---------- Data shown

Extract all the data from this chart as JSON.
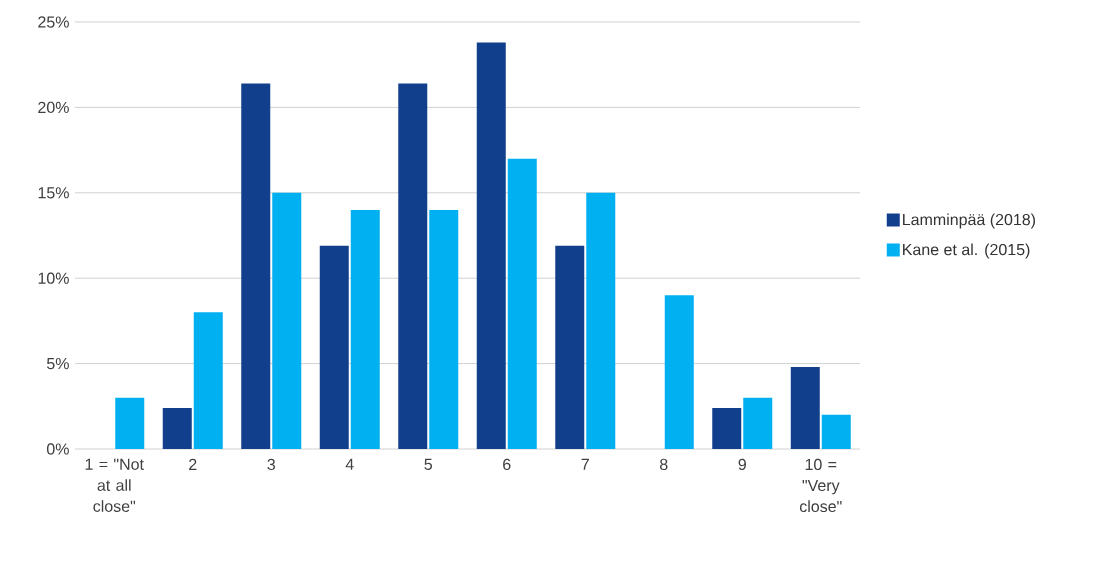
{
  "chart_data": {
    "type": "bar",
    "categories": [
      "1 = \"Not at all close\"",
      "2",
      "3",
      "4",
      "5",
      "6",
      "7",
      "8",
      "9",
      "10 = \"Very close\""
    ],
    "series": [
      {
        "name": "Lamminpää (2018)",
        "color": "#123f8c",
        "values": [
          0,
          2.4,
          21.4,
          11.9,
          21.4,
          23.8,
          11.9,
          0,
          2.4,
          4.8
        ]
      },
      {
        "name": "Kane et al. (2015)",
        "color": "#00b0f0",
        "values": [
          3,
          8,
          15,
          14,
          14,
          17,
          15,
          9,
          3,
          2
        ]
      }
    ],
    "ylim": [
      0,
      25
    ],
    "yticks": [
      {
        "value": 0,
        "label": "0%"
      },
      {
        "value": 5,
        "label": "5%"
      },
      {
        "value": 10,
        "label": "10%"
      },
      {
        "value": 15,
        "label": "15%"
      },
      {
        "value": 20,
        "label": "20%"
      },
      {
        "value": 25,
        "label": "25%"
      }
    ],
    "grid": "y",
    "legend": "right"
  }
}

--------------------

--- Problem to work on ---
Output all of the entries verbatim, leaving out any images.

--- The result ---
Extract all the data from this chart as JSON.
{
  "chart_data": {
    "type": "bar",
    "categories": [
      "1 = \"Not at all close\"",
      "2",
      "3",
      "4",
      "5",
      "6",
      "7",
      "8",
      "9",
      "10 = \"Very close\""
    ],
    "series": [
      {
        "name": "Lamminpää (2018)",
        "color": "#123f8c",
        "values": [
          0,
          2.4,
          21.4,
          11.9,
          21.4,
          23.8,
          11.9,
          0,
          2.4,
          4.8
        ]
      },
      {
        "name": "Kane et al. (2015)",
        "color": "#00b0f0",
        "values": [
          3,
          8,
          15,
          14,
          14,
          17,
          15,
          9,
          3,
          2
        ]
      }
    ],
    "ylim": [
      0,
      25
    ],
    "yticks": [
      {
        "value": 0,
        "label": "0%"
      },
      {
        "value": 5,
        "label": "5%"
      },
      {
        "value": 10,
        "label": "10%"
      },
      {
        "value": 15,
        "label": "15%"
      },
      {
        "value": 20,
        "label": "20%"
      },
      {
        "value": 25,
        "label": "25%"
      }
    ],
    "grid": "y",
    "legend": "right"
  }
}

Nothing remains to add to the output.